## Material for this task

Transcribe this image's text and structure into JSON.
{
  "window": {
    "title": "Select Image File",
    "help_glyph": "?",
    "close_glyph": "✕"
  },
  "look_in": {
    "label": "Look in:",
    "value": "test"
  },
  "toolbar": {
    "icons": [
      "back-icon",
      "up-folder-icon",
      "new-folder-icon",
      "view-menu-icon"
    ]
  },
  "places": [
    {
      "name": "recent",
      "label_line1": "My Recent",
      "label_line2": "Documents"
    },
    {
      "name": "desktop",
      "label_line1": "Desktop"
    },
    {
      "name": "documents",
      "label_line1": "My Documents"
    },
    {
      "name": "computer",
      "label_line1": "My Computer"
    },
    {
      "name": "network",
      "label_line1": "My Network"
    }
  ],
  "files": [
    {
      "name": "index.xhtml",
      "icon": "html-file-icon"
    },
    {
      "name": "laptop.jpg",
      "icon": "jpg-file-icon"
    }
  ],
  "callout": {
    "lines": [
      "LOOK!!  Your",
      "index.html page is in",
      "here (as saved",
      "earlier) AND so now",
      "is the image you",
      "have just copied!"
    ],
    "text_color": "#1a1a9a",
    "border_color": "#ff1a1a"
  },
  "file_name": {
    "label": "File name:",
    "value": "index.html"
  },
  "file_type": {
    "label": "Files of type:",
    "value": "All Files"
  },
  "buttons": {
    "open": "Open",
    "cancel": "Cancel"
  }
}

## Task goal
Please copy out each record, character for character.

## Solution
Transcribe this image's text and structure into JSON.
{
  "window": {
    "title": "Select Image File",
    "help_glyph": "?",
    "close_glyph": "✕"
  },
  "look_in": {
    "label": "Look in:",
    "value": "test"
  },
  "toolbar": {
    "icons": [
      "back-icon",
      "up-folder-icon",
      "new-folder-icon",
      "view-menu-icon"
    ]
  },
  "places": [
    {
      "name": "recent",
      "label_line1": "My Recent",
      "label_line2": "Documents"
    },
    {
      "name": "desktop",
      "label_line1": "Desktop"
    },
    {
      "name": "documents",
      "label_line1": "My Documents"
    },
    {
      "name": "computer",
      "label_line1": "My Computer"
    },
    {
      "name": "network",
      "label_line1": "My Network"
    }
  ],
  "files": [
    {
      "name": "index.xhtml",
      "icon": "html-file-icon"
    },
    {
      "name": "laptop.jpg",
      "icon": "jpg-file-icon"
    }
  ],
  "callout": {
    "lines": [
      "LOOK!!  Your",
      "index.html page is in",
      "here (as saved",
      "earlier) AND so now",
      "is the image you",
      "have just copied!"
    ],
    "text_color": "#1a1a9a",
    "border_color": "#ff1a1a"
  },
  "file_name": {
    "label": "File name:",
    "value": "index.html"
  },
  "file_type": {
    "label": "Files of type:",
    "value": "All Files"
  },
  "buttons": {
    "open": "Open",
    "cancel": "Cancel"
  }
}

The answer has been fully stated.